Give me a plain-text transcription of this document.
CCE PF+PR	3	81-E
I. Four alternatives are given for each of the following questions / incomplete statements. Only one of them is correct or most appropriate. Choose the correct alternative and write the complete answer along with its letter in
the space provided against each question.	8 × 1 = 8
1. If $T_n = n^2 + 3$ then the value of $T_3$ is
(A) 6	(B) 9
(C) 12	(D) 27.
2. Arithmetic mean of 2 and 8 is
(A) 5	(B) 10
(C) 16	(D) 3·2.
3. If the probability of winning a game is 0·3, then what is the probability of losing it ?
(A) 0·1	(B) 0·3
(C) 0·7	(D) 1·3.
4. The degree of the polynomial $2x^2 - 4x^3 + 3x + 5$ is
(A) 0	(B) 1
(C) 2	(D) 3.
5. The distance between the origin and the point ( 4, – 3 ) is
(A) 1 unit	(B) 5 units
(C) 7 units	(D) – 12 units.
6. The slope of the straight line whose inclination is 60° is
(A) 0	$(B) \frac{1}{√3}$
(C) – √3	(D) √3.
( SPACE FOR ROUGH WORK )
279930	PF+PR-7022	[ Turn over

────

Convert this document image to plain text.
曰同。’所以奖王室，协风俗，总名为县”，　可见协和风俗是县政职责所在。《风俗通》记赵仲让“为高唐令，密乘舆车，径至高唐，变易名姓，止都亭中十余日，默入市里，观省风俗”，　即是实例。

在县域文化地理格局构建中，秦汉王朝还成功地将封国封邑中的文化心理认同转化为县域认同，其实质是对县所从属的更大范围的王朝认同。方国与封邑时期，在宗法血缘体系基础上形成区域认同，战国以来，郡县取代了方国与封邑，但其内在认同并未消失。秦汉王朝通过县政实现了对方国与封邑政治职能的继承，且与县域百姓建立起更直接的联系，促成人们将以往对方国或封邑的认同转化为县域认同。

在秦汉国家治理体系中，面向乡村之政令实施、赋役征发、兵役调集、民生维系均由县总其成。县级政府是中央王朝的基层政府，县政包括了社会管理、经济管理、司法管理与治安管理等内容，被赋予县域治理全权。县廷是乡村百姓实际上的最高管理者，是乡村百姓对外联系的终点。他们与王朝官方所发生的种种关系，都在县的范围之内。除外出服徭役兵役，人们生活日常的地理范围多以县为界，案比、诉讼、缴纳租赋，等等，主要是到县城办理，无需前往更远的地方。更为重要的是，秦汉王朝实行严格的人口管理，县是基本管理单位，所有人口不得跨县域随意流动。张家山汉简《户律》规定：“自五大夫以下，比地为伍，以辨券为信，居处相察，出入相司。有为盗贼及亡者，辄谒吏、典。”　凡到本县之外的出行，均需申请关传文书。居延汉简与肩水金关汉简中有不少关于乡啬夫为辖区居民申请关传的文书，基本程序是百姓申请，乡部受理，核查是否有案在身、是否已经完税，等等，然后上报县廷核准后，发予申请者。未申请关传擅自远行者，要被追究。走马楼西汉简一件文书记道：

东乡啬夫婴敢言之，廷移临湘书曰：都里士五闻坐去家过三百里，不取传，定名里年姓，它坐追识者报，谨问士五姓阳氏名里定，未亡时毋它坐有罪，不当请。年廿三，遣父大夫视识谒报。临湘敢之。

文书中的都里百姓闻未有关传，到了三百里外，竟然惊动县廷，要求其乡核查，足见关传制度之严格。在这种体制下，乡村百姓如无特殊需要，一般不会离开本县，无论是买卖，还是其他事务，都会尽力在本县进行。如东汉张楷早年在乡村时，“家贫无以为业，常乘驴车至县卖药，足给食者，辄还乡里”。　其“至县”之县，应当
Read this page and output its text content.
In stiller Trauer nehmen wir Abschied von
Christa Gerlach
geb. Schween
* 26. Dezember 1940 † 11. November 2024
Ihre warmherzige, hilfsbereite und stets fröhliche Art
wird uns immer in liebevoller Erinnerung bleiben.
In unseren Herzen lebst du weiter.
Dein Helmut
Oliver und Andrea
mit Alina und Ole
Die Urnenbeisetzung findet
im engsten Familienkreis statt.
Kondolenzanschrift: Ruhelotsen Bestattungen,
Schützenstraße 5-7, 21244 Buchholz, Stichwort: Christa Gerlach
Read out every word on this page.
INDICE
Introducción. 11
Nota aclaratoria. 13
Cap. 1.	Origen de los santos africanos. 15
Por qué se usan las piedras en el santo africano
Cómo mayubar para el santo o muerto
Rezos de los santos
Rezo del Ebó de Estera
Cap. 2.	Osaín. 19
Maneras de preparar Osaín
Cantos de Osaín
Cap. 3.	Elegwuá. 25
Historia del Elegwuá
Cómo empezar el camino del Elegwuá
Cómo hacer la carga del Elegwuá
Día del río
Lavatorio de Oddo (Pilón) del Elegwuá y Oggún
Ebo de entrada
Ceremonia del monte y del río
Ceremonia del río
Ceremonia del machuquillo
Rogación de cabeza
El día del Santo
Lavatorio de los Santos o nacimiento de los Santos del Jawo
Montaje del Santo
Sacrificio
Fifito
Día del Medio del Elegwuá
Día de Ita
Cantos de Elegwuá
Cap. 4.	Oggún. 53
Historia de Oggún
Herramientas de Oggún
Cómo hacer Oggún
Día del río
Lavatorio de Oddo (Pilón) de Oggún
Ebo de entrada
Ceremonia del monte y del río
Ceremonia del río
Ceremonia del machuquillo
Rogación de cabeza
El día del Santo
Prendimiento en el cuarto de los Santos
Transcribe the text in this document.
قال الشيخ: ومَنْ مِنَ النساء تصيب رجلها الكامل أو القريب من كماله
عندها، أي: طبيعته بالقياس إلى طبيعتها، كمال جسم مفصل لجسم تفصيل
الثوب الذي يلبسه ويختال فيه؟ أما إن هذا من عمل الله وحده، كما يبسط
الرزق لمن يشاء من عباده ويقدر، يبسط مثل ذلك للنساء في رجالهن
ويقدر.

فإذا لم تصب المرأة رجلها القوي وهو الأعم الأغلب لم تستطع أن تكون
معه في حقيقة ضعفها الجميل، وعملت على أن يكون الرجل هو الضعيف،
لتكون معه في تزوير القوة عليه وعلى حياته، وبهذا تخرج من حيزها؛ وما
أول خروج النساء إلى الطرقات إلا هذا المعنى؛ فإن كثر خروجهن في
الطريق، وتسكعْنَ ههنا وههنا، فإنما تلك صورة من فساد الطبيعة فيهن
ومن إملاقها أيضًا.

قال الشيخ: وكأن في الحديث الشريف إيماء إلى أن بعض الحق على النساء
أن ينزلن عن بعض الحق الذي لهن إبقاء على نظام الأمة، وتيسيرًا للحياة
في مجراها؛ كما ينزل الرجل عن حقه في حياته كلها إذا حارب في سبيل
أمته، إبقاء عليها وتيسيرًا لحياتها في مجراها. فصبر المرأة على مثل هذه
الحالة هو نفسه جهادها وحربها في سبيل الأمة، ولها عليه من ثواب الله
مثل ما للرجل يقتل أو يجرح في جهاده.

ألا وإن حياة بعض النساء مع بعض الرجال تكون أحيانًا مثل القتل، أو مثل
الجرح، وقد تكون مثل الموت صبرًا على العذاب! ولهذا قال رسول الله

────

TASK REQUIREMENTS => Copy every line above that holds the word "then".

SOLUTION TO THIS EXERCISE =>
1. If $T_n = n^2 + 3$ then the value of $T_3$ is
3. If the probability of winning a game is 0·3, then what is the probability of losing it ?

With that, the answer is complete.